▶ [Input records]:
* Begin *

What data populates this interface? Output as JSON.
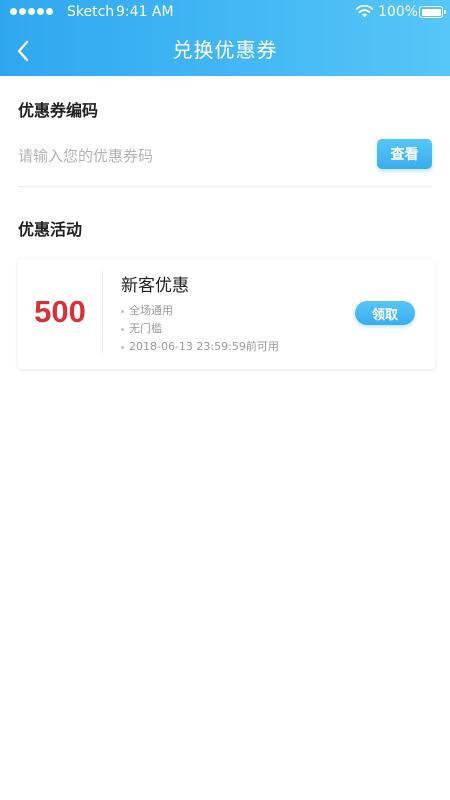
{
  "status_bar": {
    "carrier": "Sketch",
    "time": "9:41 AM",
    "battery": "100%"
  },
  "nav": {
    "title": "兑换优惠券",
    "back_icon": "chevron-left-icon"
  },
  "code_section": {
    "title": "优惠券编码",
    "input_placeholder": "请输入您的优惠券码",
    "input_value": "",
    "check_button": "查看"
  },
  "activity_section": {
    "title": "优惠活动",
    "coupons": [
      {
        "amount": "500",
        "name": "新客优惠",
        "details": [
          "全场通用",
          "无门槛",
          "2018-06-13 23:59:59前可用"
        ],
        "claim_button": "领取"
      }
    ]
  },
  "colors": {
    "header_gradient_start": "#2fa7f0",
    "header_gradient_end": "#55c6f7",
    "button_blue": "#38adee",
    "amount_red": "#d9313c"
  }
}
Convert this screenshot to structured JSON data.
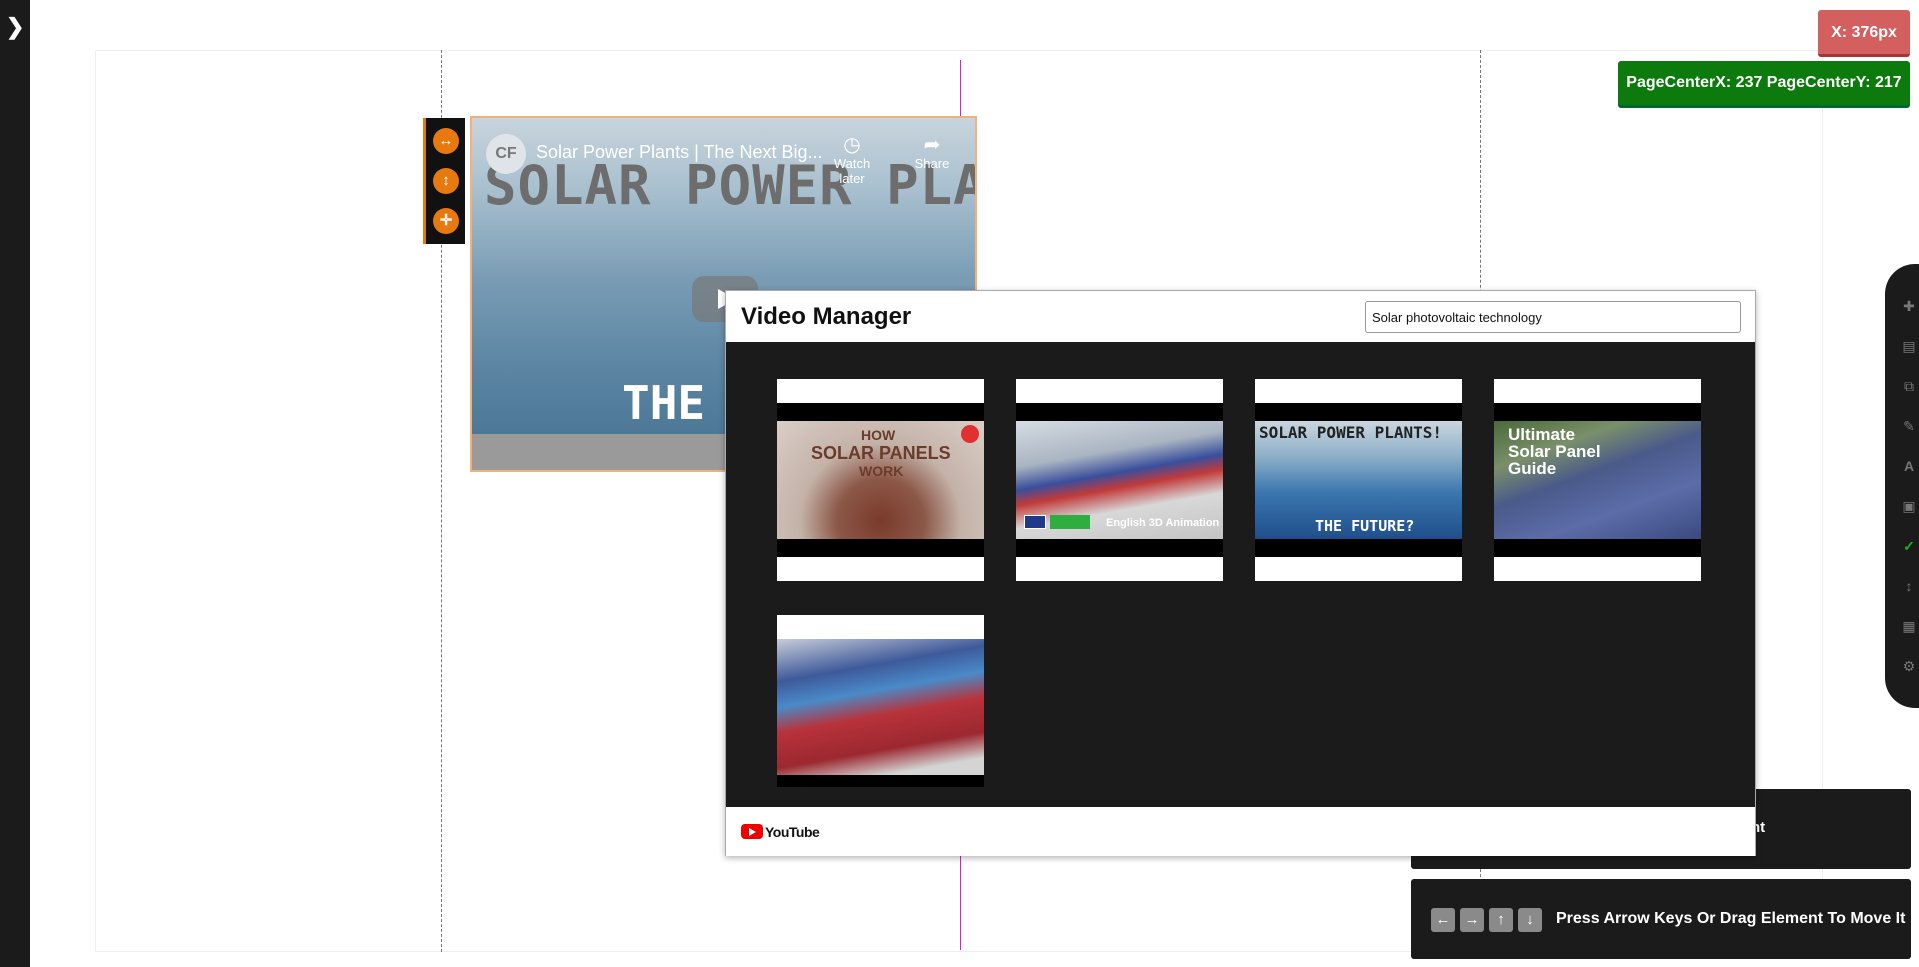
{
  "badges": {
    "x_readout": "X: 376px",
    "page_center": "PageCenterX: 237 PageCenterY: 217"
  },
  "video_element": {
    "channel_initials": "CF",
    "title": "Solar Power Plants | The Next Big...",
    "big_title": "SOLAR POWER PLANTS!",
    "sub_title": "THE FUTURE?",
    "watch_later": "Watch later",
    "share": "Share"
  },
  "video_manager": {
    "title": "Video Manager",
    "search_value": "Solar photovoltaic technology",
    "thumbnails": [
      {
        "caption_line1": "HOW",
        "caption_line2": "SOLAR PANELS",
        "caption_line3": "WORK"
      },
      {
        "caption": "English 3D Animation"
      },
      {
        "caption_line1": "SOLAR POWER PLANTS!",
        "caption_line2": "THE FUTURE?"
      },
      {
        "caption_line1": "Ultimate",
        "caption_line2": "Solar Panel",
        "caption_line3": "Guide"
      },
      {
        "caption": ""
      }
    ],
    "footer_brand": "YouTube"
  },
  "hints": {
    "hint1_partial": "nt",
    "arrow_hint": "Press Arrow Keys Or Drag Element To Move It"
  },
  "icons": {
    "left_rail": "chevron-right-icon",
    "resize": [
      "horizontal-resize-icon",
      "vertical-resize-icon",
      "move-icon"
    ],
    "right_rail": [
      "add-icon",
      "trash-icon",
      "copy-icon",
      "brush-icon",
      "text-icon",
      "image-icon",
      "check-icon",
      "height-icon",
      "grid-icon",
      "settings-icon"
    ],
    "keys": [
      "arrow-left-icon",
      "arrow-right-icon",
      "arrow-up-icon",
      "arrow-down-icon"
    ]
  },
  "colors": {
    "accent_orange": "#e8790f",
    "x_badge": "#d35f5f",
    "center_badge": "#0d7a0d",
    "guide_magenta": "#d81bd8",
    "youtube_red": "#ee0000"
  }
}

* End *

▶ [Work to do]:
Do not copy the pictures, but repeat every line exactly.

▶ [Answer to this problem]:
What data populates this interface? Output as JSON.
{
  "status_bar": {
    "carrier": "Sketch",
    "time": "9:41 AM",
    "battery": "100%"
  },
  "nav": {
    "title": "兑换优惠券",
    "back_icon": "chevron-left-icon"
  },
  "code_section": {
    "title": "优惠券编码",
    "input_placeholder": "请输入您的优惠券码",
    "input_value": "",
    "check_button": "查看"
  },
  "activity_section": {
    "title": "优惠活动",
    "coupons": [
      {
        "amount": "500",
        "name": "新客优惠",
        "details": [
          "全场通用",
          "无门槛",
          "2018-06-13 23:59:59前可用"
        ],
        "claim_button": "领取"
      }
    ]
  },
  "colors": {
    "header_gradient_start": "#2fa7f0",
    "header_gradient_end": "#55c6f7",
    "button_blue": "#38adee",
    "amount_red": "#d9313c"
  }
}
Convert this screenshot to structured JSON data.
{
  "badges": {
    "x_readout": "X: 376px",
    "page_center": "PageCenterX: 237 PageCenterY: 217"
  },
  "video_element": {
    "channel_initials": "CF",
    "title": "Solar Power Plants | The Next Big...",
    "big_title": "SOLAR POWER PLANTS!",
    "sub_title": "THE FUTURE?",
    "watch_later": "Watch later",
    "share": "Share"
  },
  "video_manager": {
    "title": "Video Manager",
    "search_value": "Solar photovoltaic technology",
    "thumbnails": [
      {
        "caption_line1": "HOW",
        "caption_line2": "SOLAR PANELS",
        "caption_line3": "WORK"
      },
      {
        "caption": "English 3D Animation"
      },
      {
        "caption_line1": "SOLAR POWER PLANTS!",
        "caption_line2": "THE FUTURE?"
      },
      {
        "caption_line1": "Ultimate",
        "caption_line2": "Solar Panel",
        "caption_line3": "Guide"
      },
      {
        "caption": ""
      }
    ],
    "footer_brand": "YouTube"
  },
  "hints": {
    "hint1_partial": "nt",
    "arrow_hint": "Press Arrow Keys Or Drag Element To Move It"
  },
  "icons": {
    "left_rail": "chevron-right-icon",
    "resize": [
      "horizontal-resize-icon",
      "vertical-resize-icon",
      "move-icon"
    ],
    "right_rail": [
      "add-icon",
      "trash-icon",
      "copy-icon",
      "brush-icon",
      "text-icon",
      "image-icon",
      "check-icon",
      "height-icon",
      "grid-icon",
      "settings-icon"
    ],
    "keys": [
      "arrow-left-icon",
      "arrow-right-icon",
      "arrow-up-icon",
      "arrow-down-icon"
    ]
  },
  "colors": {
    "accent_orange": "#e8790f",
    "x_badge": "#d35f5f",
    "center_badge": "#0d7a0d",
    "guide_magenta": "#d81bd8",
    "youtube_red": "#ee0000"
  }
}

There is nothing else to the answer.